▶ [EXERCISE REQUIREMENTS]
Leaving out the pictures, transcribe all of the records faithfully.

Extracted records
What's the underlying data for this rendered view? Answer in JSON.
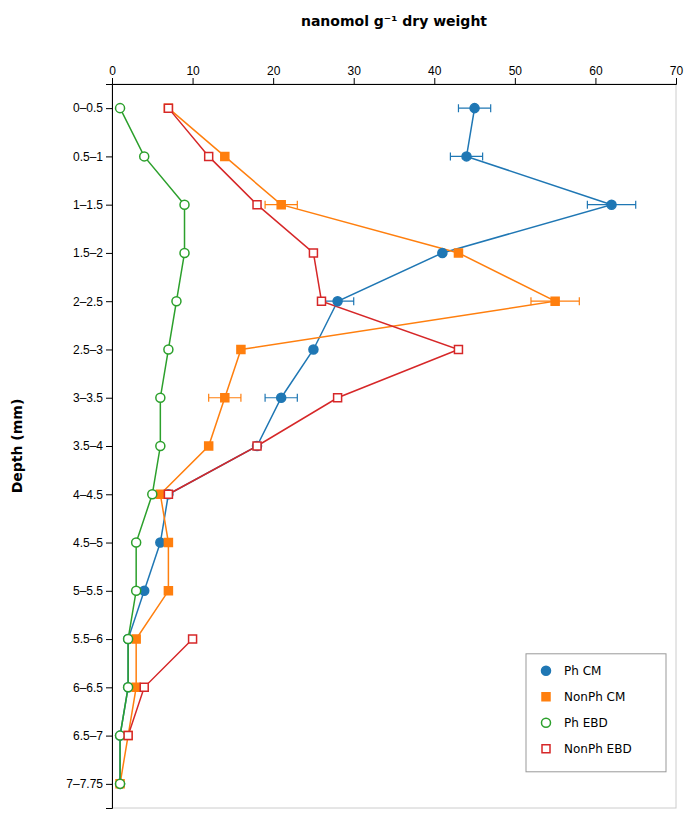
{
  "chart_data": {
    "type": "line",
    "xlabel": "nanomol g⁻¹ dry weight",
    "ylabel": "Depth (mm)",
    "categories": [
      "0–0.5",
      "0.5–1",
      "1–1.5",
      "1.5–2",
      "2–2.5",
      "2.5–3",
      "3–3.5",
      "3.5–4",
      "4–4.5",
      "4.5–5",
      "5–5.5",
      "5.5–6",
      "6–6.5",
      "6.5–7",
      "7–7.75"
    ],
    "xlim": [
      0,
      70
    ],
    "xticks": [
      0,
      10,
      20,
      30,
      40,
      50,
      60,
      70
    ],
    "grid": false,
    "legend": "lower right",
    "series": [
      {
        "name": "Ph CM",
        "marker": "filled-circle",
        "values": [
          45,
          44,
          62,
          41,
          28,
          25,
          21,
          18,
          7,
          6,
          4,
          2,
          2,
          1,
          1
        ],
        "errors": [
          2,
          2,
          3,
          null,
          2,
          null,
          2,
          null,
          null,
          null,
          null,
          null,
          null,
          null,
          null
        ]
      },
      {
        "name": "NonPh CM",
        "marker": "filled-square",
        "values": [
          7,
          14,
          21,
          43,
          55,
          16,
          14,
          12,
          6,
          7,
          7,
          3,
          3,
          2,
          1
        ],
        "errors": [
          null,
          null,
          2,
          null,
          3,
          null,
          2,
          null,
          null,
          null,
          null,
          null,
          null,
          null,
          null
        ]
      },
      {
        "name": "Ph EBD",
        "marker": "open-circle",
        "values": [
          1,
          4,
          9,
          9,
          8,
          7,
          6,
          6,
          5,
          3,
          3,
          2,
          2,
          1,
          1
        ]
      },
      {
        "name": "NonPh EBD",
        "marker": "open-square",
        "values": [
          7,
          12,
          18,
          25,
          26,
          43,
          28,
          18,
          7,
          null,
          null,
          10,
          4,
          2,
          null
        ]
      }
    ]
  }
}
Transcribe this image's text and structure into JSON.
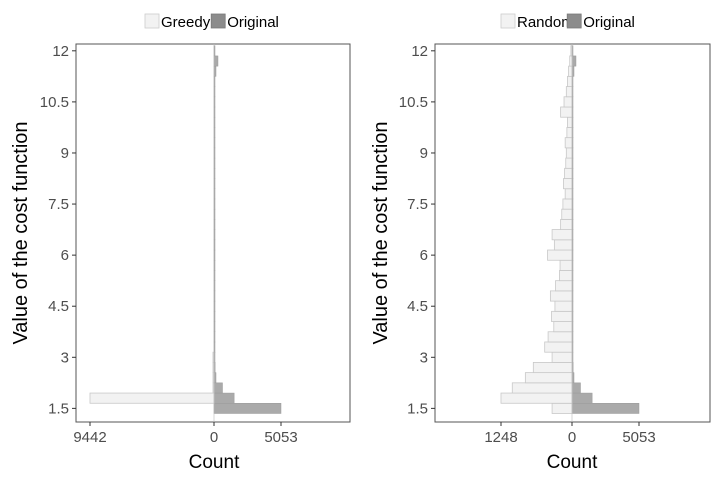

▶ [FINAL ANSWER]
What's the underlying data for this rendered view? Answer in JSON.
{
  "chart_data": {
    "type": "line",
    "xlabel": "nanomol g⁻¹ dry weight",
    "ylabel": "Depth (mm)",
    "categories": [
      "0–0.5",
      "0.5–1",
      "1–1.5",
      "1.5–2",
      "2–2.5",
      "2.5–3",
      "3–3.5",
      "3.5–4",
      "4–4.5",
      "4.5–5",
      "5–5.5",
      "5.5–6",
      "6–6.5",
      "6.5–7",
      "7–7.75"
    ],
    "xlim": [
      0,
      70
    ],
    "xticks": [
      0,
      10,
      20,
      30,
      40,
      50,
      60,
      70
    ],
    "grid": false,
    "legend": "lower right",
    "series": [
      {
        "name": "Ph CM",
        "marker": "filled-circle",
        "values": [
          45,
          44,
          62,
          41,
          28,
          25,
          21,
          18,
          7,
          6,
          4,
          2,
          2,
          1,
          1
        ],
        "errors": [
          2,
          2,
          3,
          null,
          2,
          null,
          2,
          null,
          null,
          null,
          null,
          null,
          null,
          null,
          null
        ]
      },
      {
        "name": "NonPh CM",
        "marker": "filled-square",
        "values": [
          7,
          14,
          21,
          43,
          55,
          16,
          14,
          12,
          6,
          7,
          7,
          3,
          3,
          2,
          1
        ],
        "errors": [
          null,
          null,
          2,
          null,
          3,
          null,
          2,
          null,
          null,
          null,
          null,
          null,
          null,
          null,
          null
        ]
      },
      {
        "name": "Ph EBD",
        "marker": "open-circle",
        "values": [
          1,
          4,
          9,
          9,
          8,
          7,
          6,
          6,
          5,
          3,
          3,
          2,
          2,
          1,
          1
        ]
      },
      {
        "name": "NonPh EBD",
        "marker": "open-square",
        "values": [
          7,
          12,
          18,
          25,
          26,
          43,
          28,
          18,
          7,
          null,
          null,
          10,
          4,
          2,
          null
        ]
      }
    ]
  }
}
Transcribe this image's text and structure into JSON.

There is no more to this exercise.